[Element box annotations]
▬▬▬▬▬▬▬▬▬▬

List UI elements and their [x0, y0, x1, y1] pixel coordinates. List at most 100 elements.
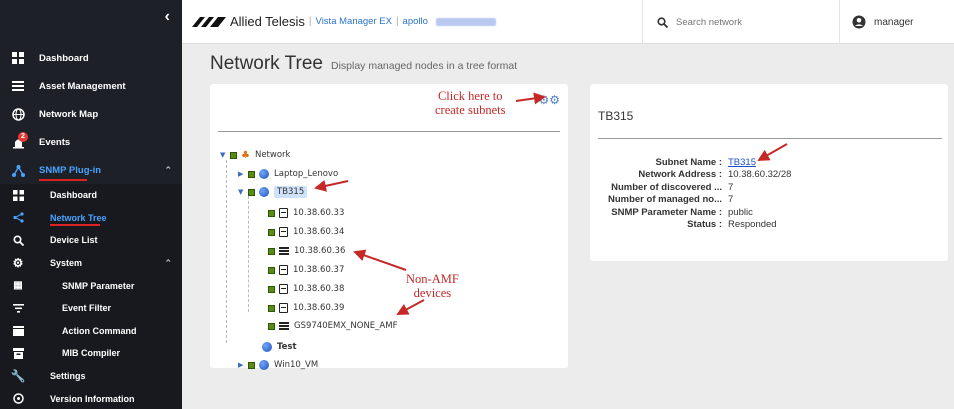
tree-node-label: TB315: [274, 186, 308, 198]
brand-logo[interactable]: Allied Telesis | Vista Manager EX | apol…: [192, 14, 496, 29]
switch-icon: [279, 321, 289, 331]
tree-node-label: 10.38.60.34: [293, 227, 345, 237]
tree-node-label: 10.38.60.36: [294, 246, 346, 256]
clapper-icon: [11, 324, 25, 338]
detail-value: Responded: [728, 219, 777, 231]
list-icon: [11, 79, 25, 93]
user-menu[interactable]: manager: [852, 0, 913, 44]
brand-name: Allied Telesis: [230, 14, 305, 29]
network-icon: ♣: [241, 149, 250, 161]
divider: [218, 131, 560, 132]
tree-node-label: 10.38.60.39: [293, 303, 345, 313]
tree-node-device[interactable]: 10.38.60.37: [268, 263, 344, 277]
tree-node-device[interactable]: 10.38.60.34: [268, 225, 344, 239]
search-box[interactable]: [642, 0, 840, 44]
sidebar-item-snmp-dashboard[interactable]: Dashboard: [0, 184, 182, 207]
sidebar-item-snmp-plugin[interactable]: SNMP Plug-in ⌃: [0, 156, 182, 184]
tree-node-win10-vm[interactable]: ▶ Win10_VM: [238, 358, 318, 372]
sidebar-item-label: Device List: [50, 235, 98, 246]
status-icon: [248, 170, 255, 178]
sidebar-item-system[interactable]: ⚙ System ⌃: [0, 251, 182, 275]
status-icon: [230, 151, 237, 159]
server-icon: [279, 208, 288, 218]
sidebar-item-dashboard[interactable]: Dashboard: [0, 44, 182, 72]
sidebar-item-device-list[interactable]: Device List: [0, 229, 182, 252]
detail-row-subnet-name: Subnet Name : TB315: [598, 156, 791, 169]
sidebar-item-label: Dashboard: [50, 190, 98, 201]
chevron-up-icon[interactable]: ⌃: [164, 258, 172, 269]
redacted-ip: [435, 17, 496, 26]
gear-icon: ⚙: [12, 256, 24, 271]
sidebar-item-mib-compiler[interactable]: MIB Compiler: [0, 342, 182, 365]
grid-icon: ▦: [13, 280, 23, 292]
tree-node-device[interactable]: 10.38.60.39: [268, 301, 344, 315]
chevron-up-icon[interactable]: ⌃: [164, 165, 172, 176]
status-icon: [268, 266, 275, 274]
tree-node-test[interactable]: Test: [262, 340, 297, 354]
sidebar-item-network-map[interactable]: Network Map: [0, 100, 182, 128]
server-icon: [279, 227, 288, 237]
globe-icon: [11, 107, 25, 121]
detail-key: Number of discovered ...: [611, 181, 722, 193]
page-title: Network Tree: [210, 53, 323, 74]
tree-node-network[interactable]: ▼ ♣ Network: [220, 148, 290, 162]
expand-toggle-icon[interactable]: ▼: [238, 188, 248, 196]
sidebar-item-label: Event Filter: [62, 303, 112, 314]
divider: [598, 138, 942, 139]
filter-icon: [11, 301, 25, 315]
page-subtitle: Display managed nodes in a tree format: [330, 60, 518, 72]
tree-node-device[interactable]: GS9740EMX_NONE_AMF: [268, 319, 397, 333]
subnet-name-link[interactable]: TB315: [728, 157, 756, 168]
detail-value: 7: [728, 181, 734, 193]
tree-node-label: GS9740EMX_NONE_AMF: [294, 321, 398, 331]
detail-value: public: [728, 206, 753, 218]
user-name: manager: [874, 16, 914, 28]
sidebar-item-network-tree[interactable]: Network Tree: [0, 206, 182, 230]
status-icon: [268, 285, 275, 293]
sidebar-item-version-information[interactable]: Version Information: [0, 387, 182, 409]
detail-row-status: Status : Responded: [598, 219, 791, 232]
app: ‹ Dashboard Asset Management Network Map…: [0, 0, 954, 409]
annotation-underline: [39, 179, 87, 181]
tree-node-device[interactable]: 10.38.60.36: [268, 244, 345, 258]
sidebar-item-action-command[interactable]: Action Command: [0, 319, 182, 343]
status-icon: [268, 322, 275, 330]
detail-value: 10.38.60.32/28: [728, 169, 792, 181]
sidebar-item-label: Events: [39, 136, 71, 148]
sidebar-item-label: SNMP Parameter: [62, 280, 135, 291]
create-subnet-gear-icon[interactable]: ⚙​⚙: [538, 93, 560, 107]
tree-connector: [226, 160, 227, 343]
tree-node-label: Test: [277, 342, 297, 352]
details-panel: TB315 Subnet Name : TB315 Network Addres…: [590, 84, 948, 261]
sidebar-item-event-filter[interactable]: Event Filter: [0, 296, 182, 320]
sidebar-item-label: Action Command: [62, 325, 137, 336]
detail-key: SNMP Parameter Name :: [611, 206, 722, 218]
tree-node-device[interactable]: 10.38.60.38: [268, 282, 344, 296]
expand-toggle-icon[interactable]: ▶: [238, 170, 248, 178]
search-input[interactable]: [676, 16, 826, 28]
status-icon: [248, 361, 255, 369]
chevron-left-icon[interactable]: ‹: [165, 8, 170, 26]
annotation-text: create subnets: [435, 103, 506, 117]
dashboard-icon: [11, 51, 25, 65]
expand-toggle-icon[interactable]: ▶: [238, 361, 248, 369]
product-name: Vista Manager EX: [315, 16, 392, 27]
sidebar-item-label: Network Tree: [50, 212, 107, 223]
tree-panel: Click here to create subnets ⚙​⚙ ▼ ♣ Net…: [210, 84, 568, 370]
sidebar-item-settings[interactable]: 🔧 Settings: [0, 364, 182, 388]
sidebar-item-events[interactable]: 2 Events: [0, 128, 182, 156]
tree-node-device[interactable]: 10.38.60.33: [268, 206, 344, 220]
snmp-icon: [11, 163, 25, 177]
dashboard-icon: [11, 188, 25, 202]
tree-node-tb315[interactable]: ▼ TB315: [238, 185, 308, 199]
sidebar: ‹ Dashboard Asset Management Network Map…: [0, 0, 182, 409]
sidebar-item-snmp-parameter[interactable]: ▦ SNMP Parameter: [0, 274, 182, 297]
expand-toggle-icon[interactable]: ▼: [220, 151, 230, 159]
sidebar-item-label: Network Map: [39, 108, 99, 120]
annotation-non-amf: Non-AMF devices: [406, 272, 459, 300]
sidebar-item-asset-management[interactable]: Asset Management: [0, 72, 182, 100]
detail-row-snmp-parameter: SNMP Parameter Name : public: [598, 206, 791, 219]
server-icon: [279, 284, 288, 294]
sidebar-item-label: System: [50, 258, 83, 269]
tree-node-laptop-lenovo[interactable]: ▶ Laptop_Lenovo: [238, 167, 338, 181]
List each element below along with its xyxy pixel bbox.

▬▬▬▬▬▬▬▬▬▬

> _TASK BRIEF_: Retype all of the data above word for word, without changing any characters. Omit the pictures from your copy.

> _WORKED SOLUTION_:
List UI elements and their [x0, y0, x1, y1] pixel coordinates. List at most 100 elements.
tree-node-label: TB315: [274, 186, 308, 198]
brand-logo[interactable]: Allied Telesis | Vista Manager EX | apol…: [192, 14, 496, 29]
switch-icon: [279, 321, 289, 331]
tree-node-label: 10.38.60.34: [293, 227, 345, 237]
tree-node-label: 10.38.60.36: [294, 246, 346, 256]
clapper-icon: [11, 324, 25, 338]
detail-value: Responded: [728, 219, 777, 231]
list-icon: [11, 79, 25, 93]
user-menu[interactable]: manager: [852, 0, 913, 44]
brand-name: Allied Telesis: [230, 14, 305, 29]
network-icon: ♣: [241, 149, 250, 161]
divider: [218, 131, 560, 132]
tree-node-label: 10.38.60.39: [293, 303, 345, 313]
tree-node-device[interactable]: 10.38.60.37: [268, 263, 344, 277]
tree-node-device[interactable]: 10.38.60.34: [268, 225, 344, 239]
search-box[interactable]: [642, 0, 840, 44]
sidebar-item-snmp-dashboard[interactable]: Dashboard: [0, 184, 182, 207]
sidebar-item-snmp-plugin[interactable]: SNMP Plug-in ⌃: [0, 156, 182, 184]
tree-node-win10-vm[interactable]: ▶ Win10_VM: [238, 358, 318, 372]
sidebar-item-label: Device List: [50, 235, 98, 246]
status-icon: [248, 170, 255, 178]
sidebar-item-system[interactable]: ⚙ System ⌃: [0, 251, 182, 275]
status-icon: [230, 151, 237, 159]
server-icon: [279, 208, 288, 218]
sidebar-item-dashboard[interactable]: Dashboard: [0, 44, 182, 72]
sidebar-item-device-list[interactable]: Device List: [0, 229, 182, 252]
detail-row-subnet-name: Subnet Name : TB315: [598, 156, 791, 169]
sidebar-item-label: Dashboard: [50, 190, 98, 201]
chevron-up-icon[interactable]: ⌃: [164, 258, 172, 269]
redacted-ip: [435, 17, 496, 26]
gear-icon: ⚙: [12, 256, 24, 271]
sidebar-item-mib-compiler[interactable]: MIB Compiler: [0, 342, 182, 365]
grid-icon: ▦: [13, 280, 23, 292]
tree-node-device[interactable]: 10.38.60.39: [268, 301, 344, 315]
chevron-up-icon[interactable]: ⌃: [164, 165, 172, 176]
status-icon: [268, 266, 275, 274]
tree-node-test[interactable]: Test: [262, 340, 297, 354]
sidebar-item-network-map[interactable]: Network Map: [0, 100, 182, 128]
server-icon: [279, 227, 288, 237]
globe-icon: [11, 107, 25, 121]
detail-key: Number of discovered ...: [611, 181, 722, 193]
page-title: Network Tree: [210, 53, 323, 74]
tree-node-network[interactable]: ▼ ♣ Network: [220, 148, 290, 162]
expand-toggle-icon[interactable]: ▼: [238, 188, 248, 196]
sidebar-item-label: Event Filter: [62, 303, 112, 314]
divider: [598, 138, 942, 139]
filter-icon: [11, 301, 25, 315]
page-subtitle: Display managed nodes in a tree format: [330, 60, 518, 72]
tree-node-device[interactable]: GS9740EMX_NONE_AMF: [268, 319, 397, 333]
subnet-name-link[interactable]: TB315: [728, 157, 756, 168]
detail-value: 7: [728, 181, 734, 193]
tree-node-label: GS9740EMX_NONE_AMF: [294, 321, 398, 331]
detail-value: public: [728, 206, 753, 218]
user-name: manager: [874, 16, 914, 28]
sidebar-item-network-tree[interactable]: Network Tree: [0, 206, 182, 230]
status-icon: [268, 285, 275, 293]
sidebar-item-version-information[interactable]: Version Information: [0, 387, 182, 409]
detail-row-status: Status : Responded: [598, 219, 791, 232]
app: ‹ Dashboard Asset Management Network Map…: [0, 0, 954, 409]
annotation-underline: [39, 179, 87, 181]
tree-node-device[interactable]: 10.38.60.36: [268, 244, 345, 258]
sidebar-item-action-command[interactable]: Action Command: [0, 319, 182, 343]
status-icon: [268, 322, 275, 330]
detail-value: 10.38.60.32/28: [728, 169, 792, 181]
sidebar-item-label: Events: [39, 136, 71, 148]
sidebar-item-label: SNMP Parameter: [62, 280, 135, 291]
create-subnet-gear-icon[interactable]: ⚙​⚙: [538, 93, 560, 107]
tree-connector: [226, 160, 227, 343]
tree-node-label: Test: [277, 342, 297, 352]
details-panel: TB315 Subnet Name : TB315 Network Addres…: [590, 84, 948, 261]
sidebar-item-event-filter[interactable]: Event Filter: [0, 296, 182, 320]
sidebar-item-label: Action Command: [62, 325, 137, 336]
detail-key: SNMP Parameter Name :: [611, 206, 722, 218]
tree-node-device[interactable]: 10.38.60.38: [268, 282, 344, 296]
expand-toggle-icon[interactable]: ▶: [238, 170, 248, 178]
search-input[interactable]: [676, 16, 826, 28]
status-icon: [248, 361, 255, 369]
chevron-left-icon[interactable]: ‹: [165, 8, 170, 26]
annotation-text: create subnets: [435, 103, 506, 117]
dashboard-icon: [11, 51, 25, 65]
expand-toggle-icon[interactable]: ▶: [238, 361, 248, 369]
product-name: Vista Manager EX: [315, 16, 392, 27]
sidebar-item-label: Network Tree: [50, 212, 107, 223]
tree-panel: Click here to create subnets ⚙​⚙ ▼ ♣ Net…: [210, 84, 568, 370]
sidebar-item-settings[interactable]: 🔧 Settings: [0, 364, 182, 388]
sidebar-item-events[interactable]: 2 Events: [0, 128, 182, 156]
tree-node-device[interactable]: 10.38.60.33: [268, 206, 344, 220]
snmp-icon: [11, 163, 25, 177]
dashboard-icon: [11, 188, 25, 202]
tree-node-tb315[interactable]: ▼ TB315: [238, 185, 308, 199]
sidebar: ‹ Dashboard Asset Management Network Map…: [0, 0, 182, 409]
sidebar-item-snmp-parameter[interactable]: ▦ SNMP Parameter: [0, 274, 182, 297]
expand-toggle-icon[interactable]: ▼: [220, 151, 230, 159]
sidebar-item-label: Network Map: [39, 108, 99, 120]
annotation-non-amf: Non-AMF devices: [406, 272, 459, 300]
sidebar-item-asset-management[interactable]: Asset Management: [0, 72, 182, 100]
detail-row-snmp-parameter: SNMP Parameter Name : public: [598, 206, 791, 219]
server-icon: [279, 284, 288, 294]
sidebar-item-label: System: [50, 258, 83, 269]
tree-node-laptop-lenovo[interactable]: ▶ Laptop_Lenovo: [238, 167, 338, 181]
List each element below along with its xyxy pixel bbox.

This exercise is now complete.